>> start AVAILABLE DATA
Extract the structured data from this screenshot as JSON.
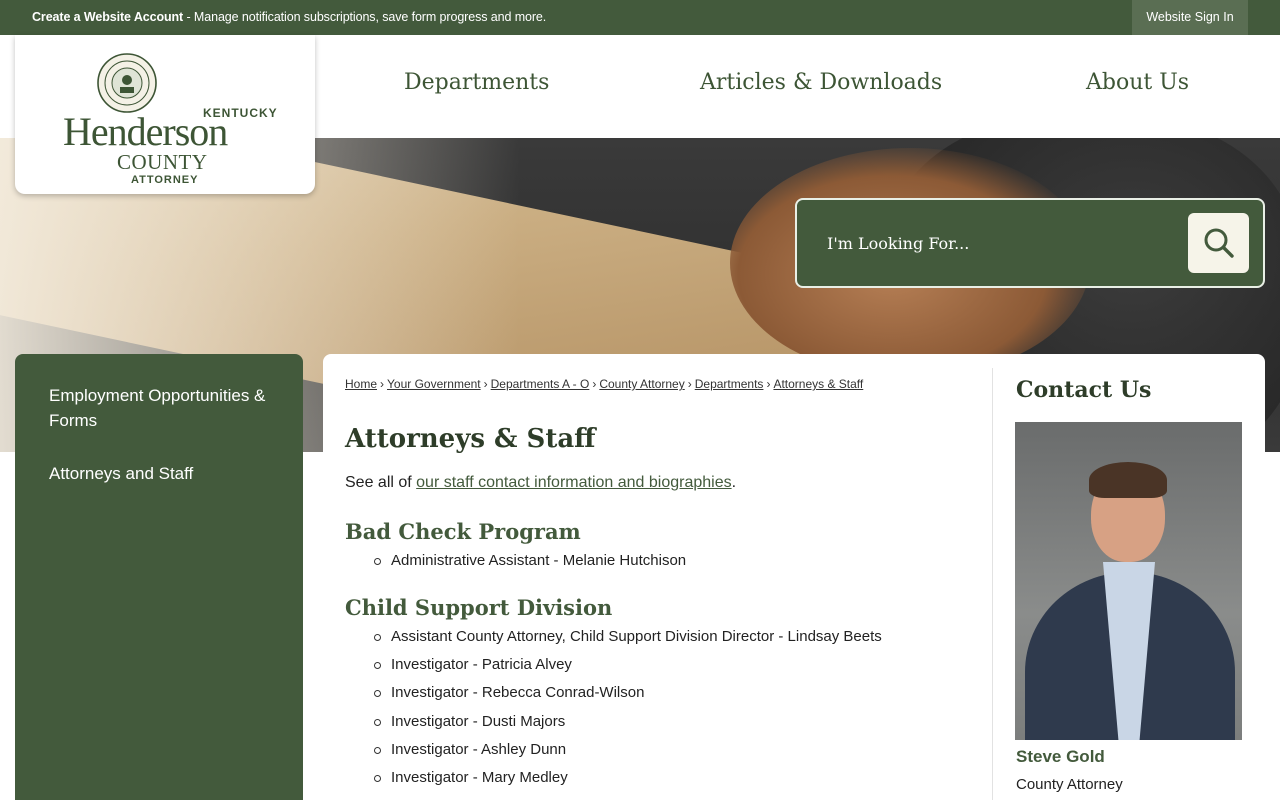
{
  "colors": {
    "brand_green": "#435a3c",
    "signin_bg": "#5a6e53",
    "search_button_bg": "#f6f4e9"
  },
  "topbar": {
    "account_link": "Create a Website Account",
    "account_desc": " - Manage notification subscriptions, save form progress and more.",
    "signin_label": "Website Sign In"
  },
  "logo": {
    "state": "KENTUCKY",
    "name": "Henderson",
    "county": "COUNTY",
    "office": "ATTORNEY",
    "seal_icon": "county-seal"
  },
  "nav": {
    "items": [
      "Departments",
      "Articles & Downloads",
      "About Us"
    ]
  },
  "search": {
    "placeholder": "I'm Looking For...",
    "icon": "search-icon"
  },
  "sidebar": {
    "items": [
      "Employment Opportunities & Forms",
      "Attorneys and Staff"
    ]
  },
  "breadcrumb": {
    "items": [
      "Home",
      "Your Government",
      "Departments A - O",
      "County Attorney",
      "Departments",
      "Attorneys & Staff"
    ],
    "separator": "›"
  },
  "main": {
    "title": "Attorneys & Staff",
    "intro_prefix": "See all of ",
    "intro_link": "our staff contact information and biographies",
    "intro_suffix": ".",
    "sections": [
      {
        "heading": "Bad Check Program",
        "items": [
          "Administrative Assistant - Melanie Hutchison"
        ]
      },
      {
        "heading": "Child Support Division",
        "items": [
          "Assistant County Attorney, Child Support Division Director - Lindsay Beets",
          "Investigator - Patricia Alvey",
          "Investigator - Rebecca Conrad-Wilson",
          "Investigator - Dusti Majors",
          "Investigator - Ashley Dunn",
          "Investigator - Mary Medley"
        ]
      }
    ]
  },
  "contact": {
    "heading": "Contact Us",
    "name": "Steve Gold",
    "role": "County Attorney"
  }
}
>> end AVAILABLE DATA
>> start AVAILABLE DATA
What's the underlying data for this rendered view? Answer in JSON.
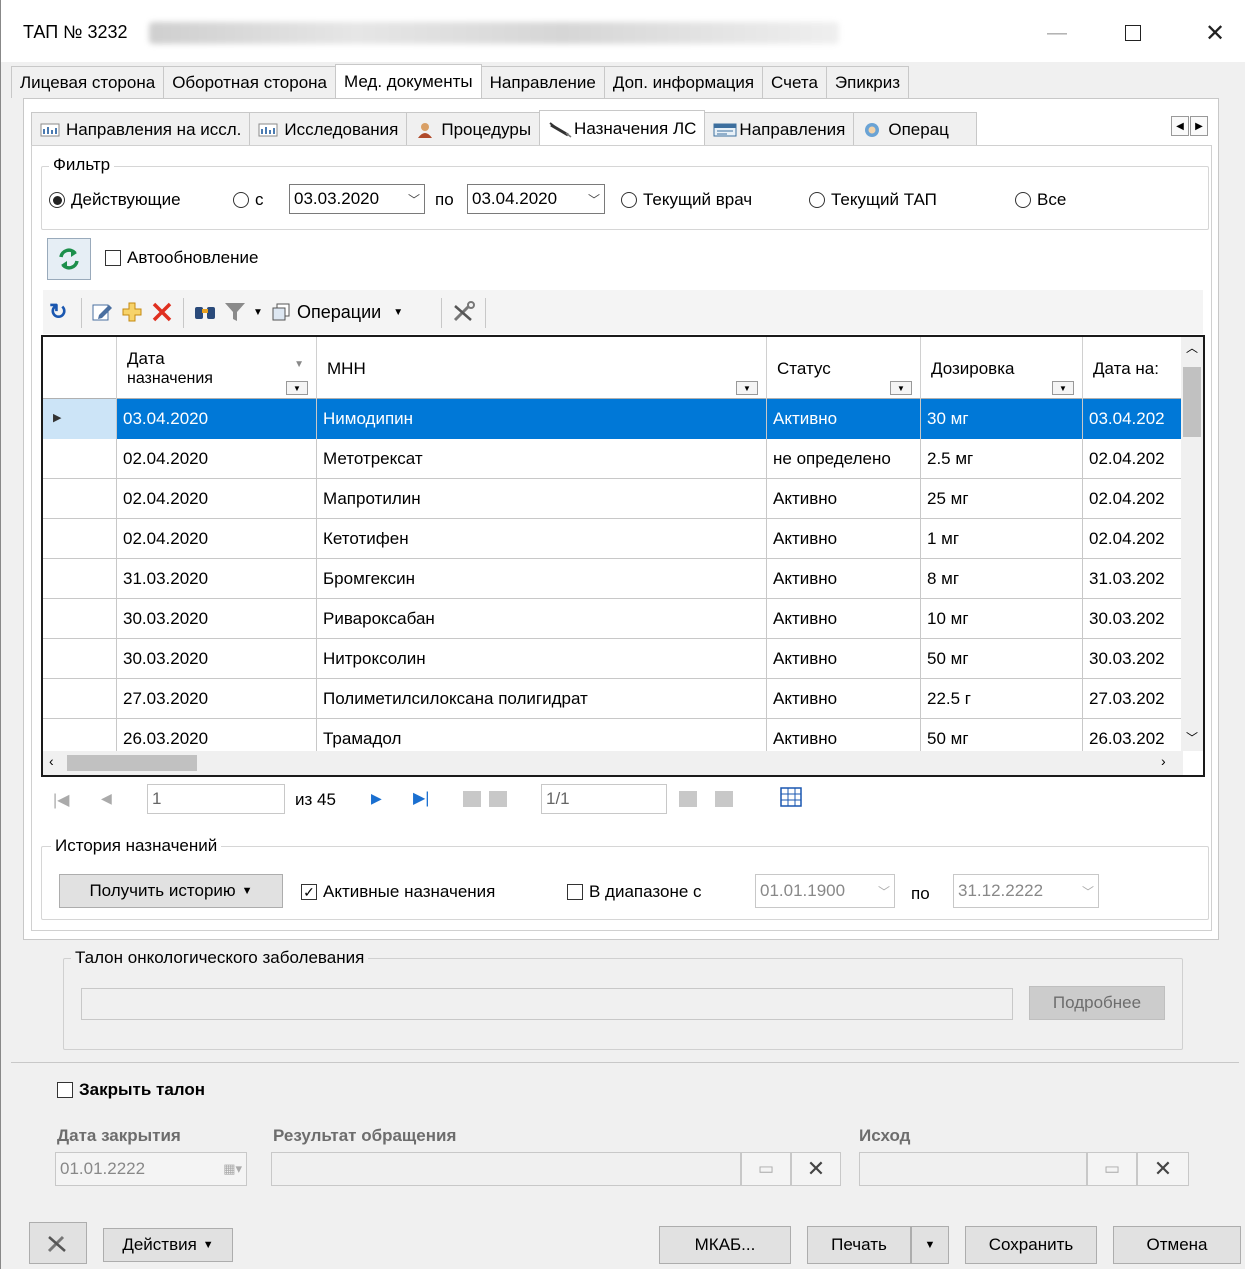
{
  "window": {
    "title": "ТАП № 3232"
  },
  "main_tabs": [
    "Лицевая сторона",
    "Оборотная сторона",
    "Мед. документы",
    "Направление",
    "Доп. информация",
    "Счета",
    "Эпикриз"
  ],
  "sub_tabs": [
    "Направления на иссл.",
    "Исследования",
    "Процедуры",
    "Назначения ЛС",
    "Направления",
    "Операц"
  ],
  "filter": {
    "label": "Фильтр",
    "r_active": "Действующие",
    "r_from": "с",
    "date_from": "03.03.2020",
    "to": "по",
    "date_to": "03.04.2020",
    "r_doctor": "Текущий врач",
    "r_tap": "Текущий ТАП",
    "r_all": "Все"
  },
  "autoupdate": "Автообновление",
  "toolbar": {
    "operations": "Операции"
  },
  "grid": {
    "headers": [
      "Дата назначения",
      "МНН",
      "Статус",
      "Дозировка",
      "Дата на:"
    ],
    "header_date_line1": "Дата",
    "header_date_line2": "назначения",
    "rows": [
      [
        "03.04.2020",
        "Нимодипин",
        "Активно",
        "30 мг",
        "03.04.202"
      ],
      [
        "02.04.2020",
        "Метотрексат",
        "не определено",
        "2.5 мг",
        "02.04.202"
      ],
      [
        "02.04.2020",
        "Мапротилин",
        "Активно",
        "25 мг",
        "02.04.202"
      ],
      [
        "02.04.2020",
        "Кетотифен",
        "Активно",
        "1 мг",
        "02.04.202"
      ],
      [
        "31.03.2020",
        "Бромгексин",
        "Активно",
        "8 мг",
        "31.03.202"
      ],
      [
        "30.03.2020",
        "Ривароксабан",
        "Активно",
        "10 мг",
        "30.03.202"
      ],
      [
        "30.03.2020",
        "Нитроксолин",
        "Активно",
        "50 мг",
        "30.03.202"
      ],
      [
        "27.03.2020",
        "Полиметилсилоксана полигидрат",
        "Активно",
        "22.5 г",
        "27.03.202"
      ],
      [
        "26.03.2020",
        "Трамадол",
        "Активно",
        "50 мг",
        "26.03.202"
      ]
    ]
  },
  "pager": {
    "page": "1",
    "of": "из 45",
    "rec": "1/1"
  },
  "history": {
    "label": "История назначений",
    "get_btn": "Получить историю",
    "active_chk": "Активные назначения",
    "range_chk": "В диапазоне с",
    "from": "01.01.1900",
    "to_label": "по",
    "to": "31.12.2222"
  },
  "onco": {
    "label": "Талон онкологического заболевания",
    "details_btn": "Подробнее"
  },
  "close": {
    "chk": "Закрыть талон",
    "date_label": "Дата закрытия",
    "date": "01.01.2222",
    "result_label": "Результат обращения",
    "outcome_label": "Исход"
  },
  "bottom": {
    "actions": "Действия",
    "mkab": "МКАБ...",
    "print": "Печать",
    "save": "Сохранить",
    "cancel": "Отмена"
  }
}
>> end AVAILABLE DATA
▸ **SHORT TASK**:
Which lines hold the string "Division"? Copy all of them from the data above.

▸ **THE RESULT**:
        "heading": "Child Support Division",
          "Assistant County Attorney, Child Support Division Director - Lindsay Beets",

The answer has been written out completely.